DESCRIPTION OF THE TASK: Set down, exactly as written, the lines from the line holding "What does this" to the end of the data, inclusive, skipping any pictures.

EXTRACTED ENTRIES:
****************
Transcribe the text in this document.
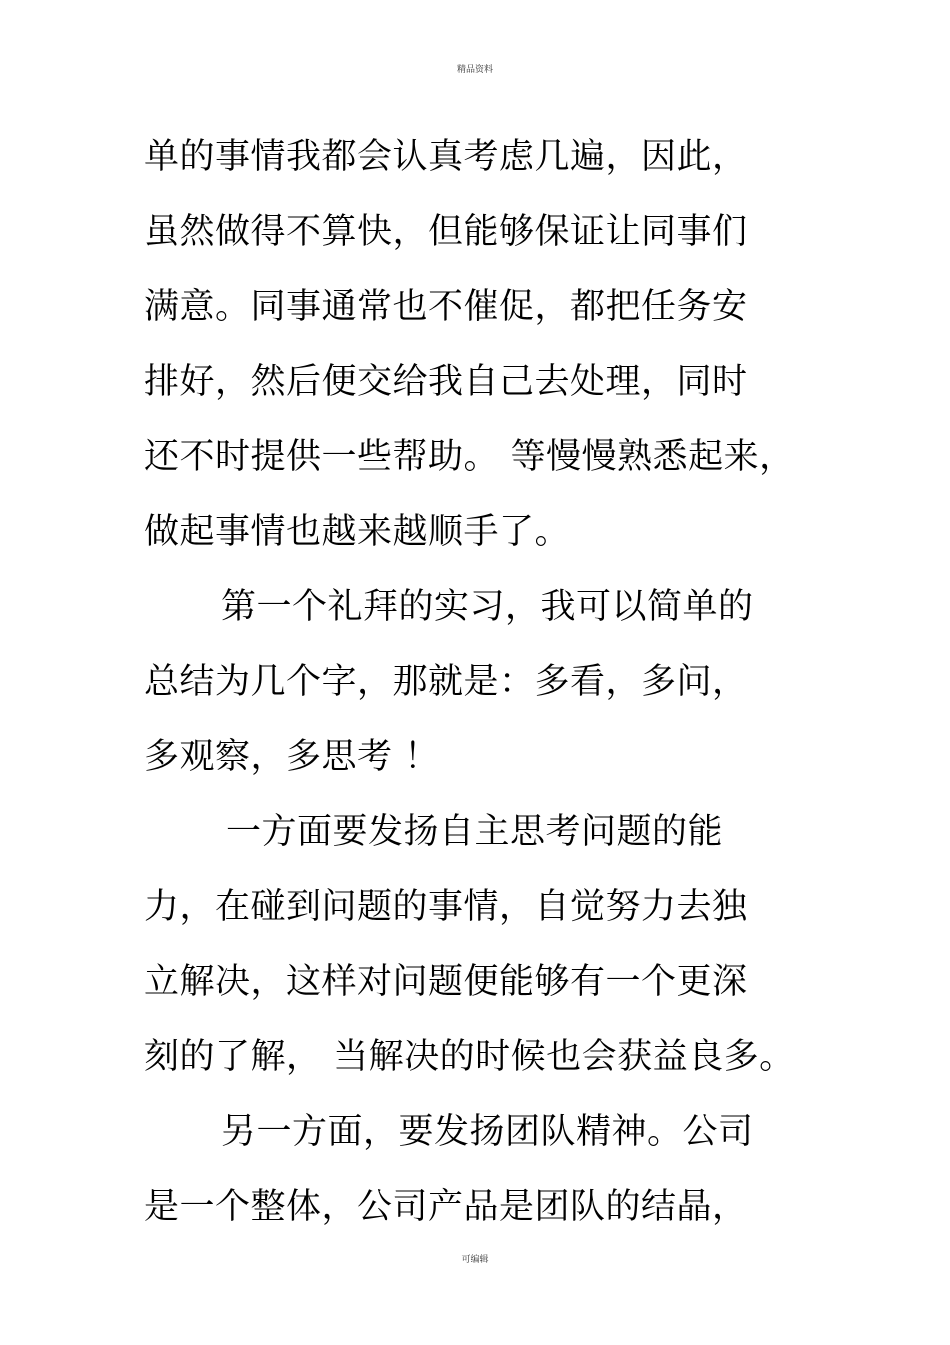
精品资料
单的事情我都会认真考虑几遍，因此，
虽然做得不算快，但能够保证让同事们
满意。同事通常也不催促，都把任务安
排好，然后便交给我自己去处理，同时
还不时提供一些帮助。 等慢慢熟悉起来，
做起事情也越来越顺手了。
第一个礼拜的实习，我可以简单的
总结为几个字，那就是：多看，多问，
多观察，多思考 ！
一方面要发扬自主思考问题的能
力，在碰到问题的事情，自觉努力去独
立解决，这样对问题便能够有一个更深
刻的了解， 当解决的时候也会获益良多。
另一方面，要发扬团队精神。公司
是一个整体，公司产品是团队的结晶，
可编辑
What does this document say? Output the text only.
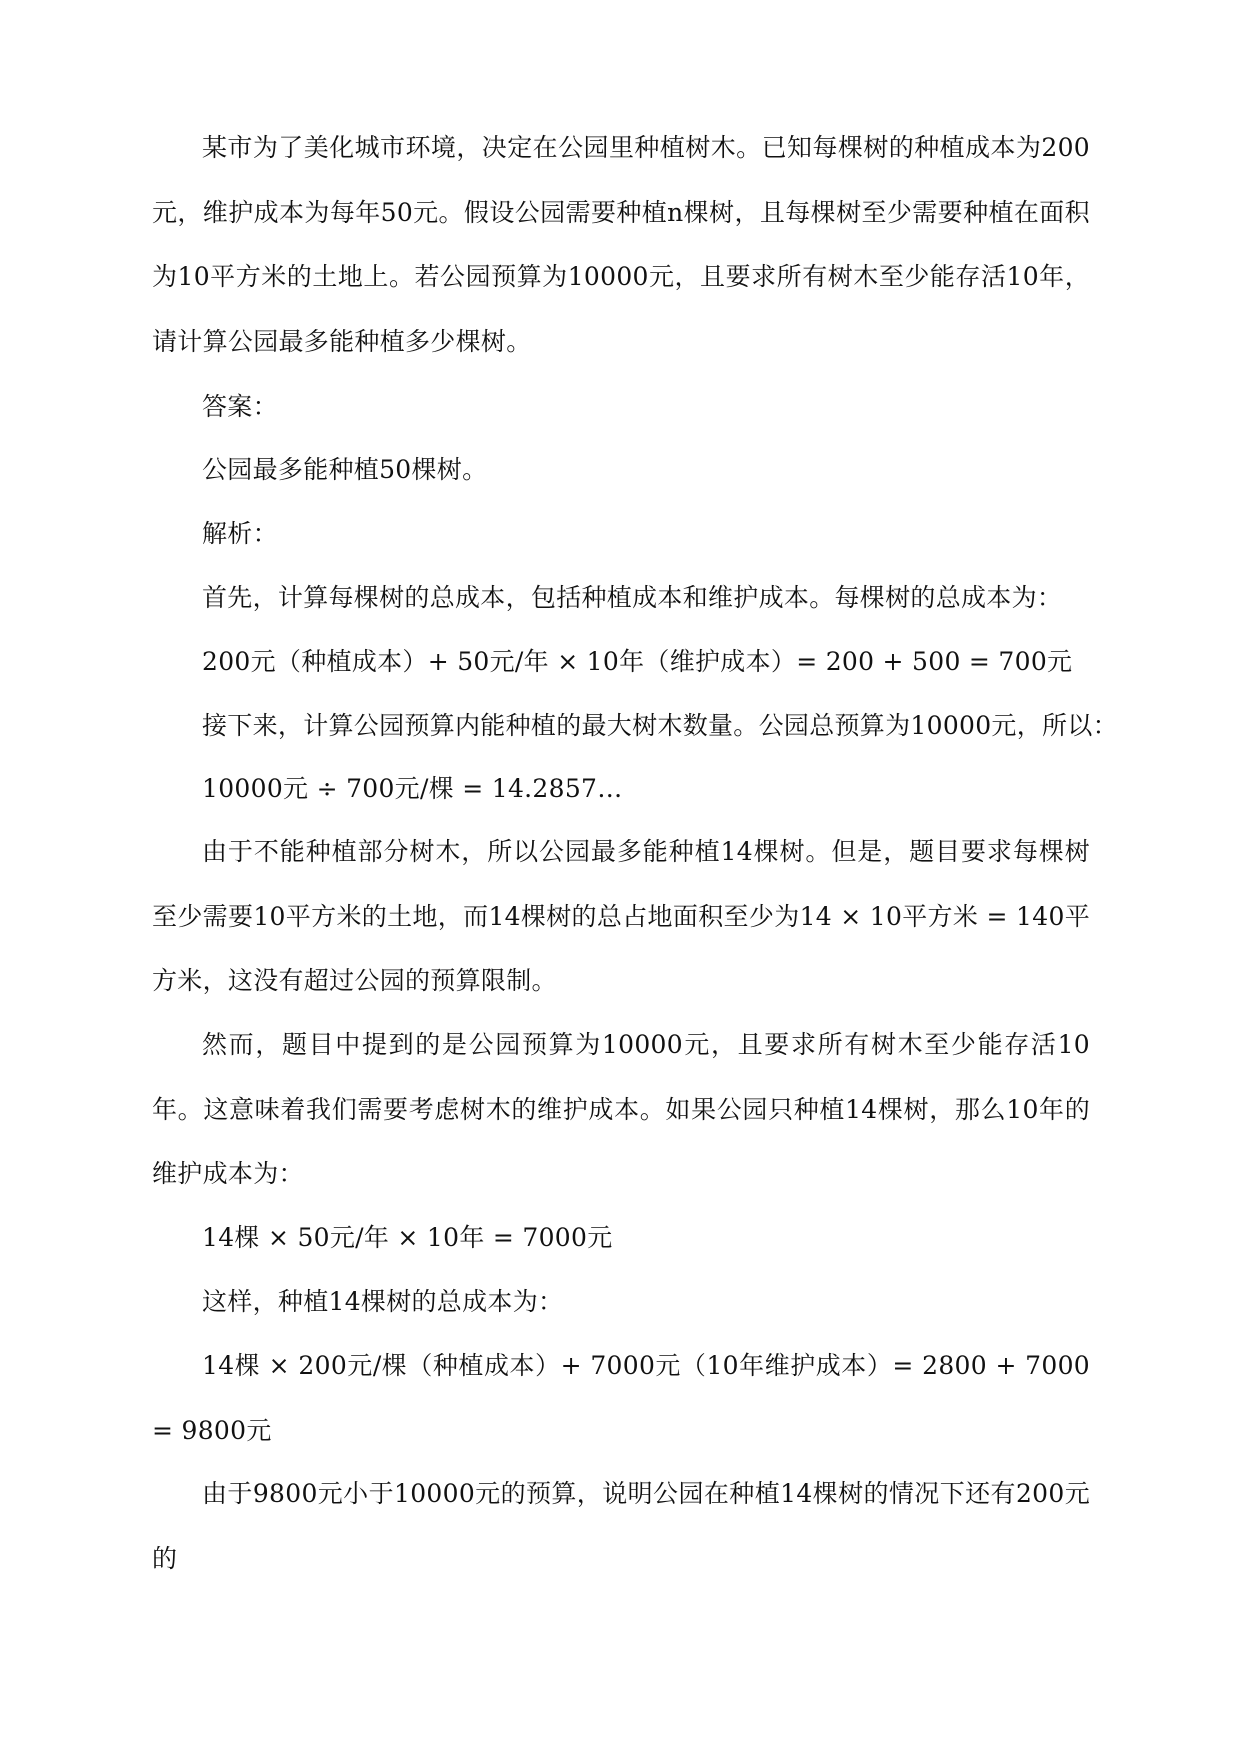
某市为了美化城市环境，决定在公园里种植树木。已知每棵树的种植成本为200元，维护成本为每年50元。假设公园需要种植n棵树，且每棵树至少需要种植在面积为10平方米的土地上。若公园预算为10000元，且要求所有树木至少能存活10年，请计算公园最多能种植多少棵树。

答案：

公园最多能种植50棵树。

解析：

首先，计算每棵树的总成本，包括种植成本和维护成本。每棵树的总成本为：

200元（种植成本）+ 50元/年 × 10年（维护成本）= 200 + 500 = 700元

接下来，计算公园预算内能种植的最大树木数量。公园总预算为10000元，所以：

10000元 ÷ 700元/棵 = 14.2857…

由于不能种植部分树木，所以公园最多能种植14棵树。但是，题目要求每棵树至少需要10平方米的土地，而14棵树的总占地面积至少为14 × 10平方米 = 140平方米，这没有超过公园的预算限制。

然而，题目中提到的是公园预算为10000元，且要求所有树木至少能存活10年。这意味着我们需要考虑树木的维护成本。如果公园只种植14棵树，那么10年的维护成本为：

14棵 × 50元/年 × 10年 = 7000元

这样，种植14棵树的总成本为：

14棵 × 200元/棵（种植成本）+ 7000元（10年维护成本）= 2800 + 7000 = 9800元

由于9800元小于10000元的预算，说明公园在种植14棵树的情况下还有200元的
****************
SOLUTION:
What does this document say? Output the text only.
某市为了美化城市环境，决定在公园里种植树木。已知每棵树的种植成本为200元，维护成本为每年50元。假设公园需要种植n棵树，且每棵树至少需要种植在面积为10平方米的土地上。若公园预算为10000元，且要求所有树木至少能存活10年，请计算公园最多能种植多少棵树。

答案：

公园最多能种植50棵树。

解析：

首先，计算每棵树的总成本，包括种植成本和维护成本。每棵树的总成本为：

200元（种植成本）+ 50元/年 × 10年（维护成本）= 200 + 500 = 700元

接下来，计算公园预算内能种植的最大树木数量。公园总预算为10000元，所以：

10000元 ÷ 700元/棵 = 14.2857…

由于不能种植部分树木，所以公园最多能种植14棵树。但是，题目要求每棵树至少需要10平方米的土地，而14棵树的总占地面积至少为14 × 10平方米 = 140平方米，这没有超过公园的预算限制。

然而，题目中提到的是公园预算为10000元，且要求所有树木至少能存活10年。这意味着我们需要考虑树木的维护成本。如果公园只种植14棵树，那么10年的维护成本为：

14棵 × 50元/年 × 10年 = 7000元

这样，种植14棵树的总成本为：

14棵 × 200元/棵（种植成本）+ 7000元（10年维护成本）= 2800 + 7000 = 9800元

由于9800元小于10000元的预算，说明公园在种植14棵树的情况下还有200元的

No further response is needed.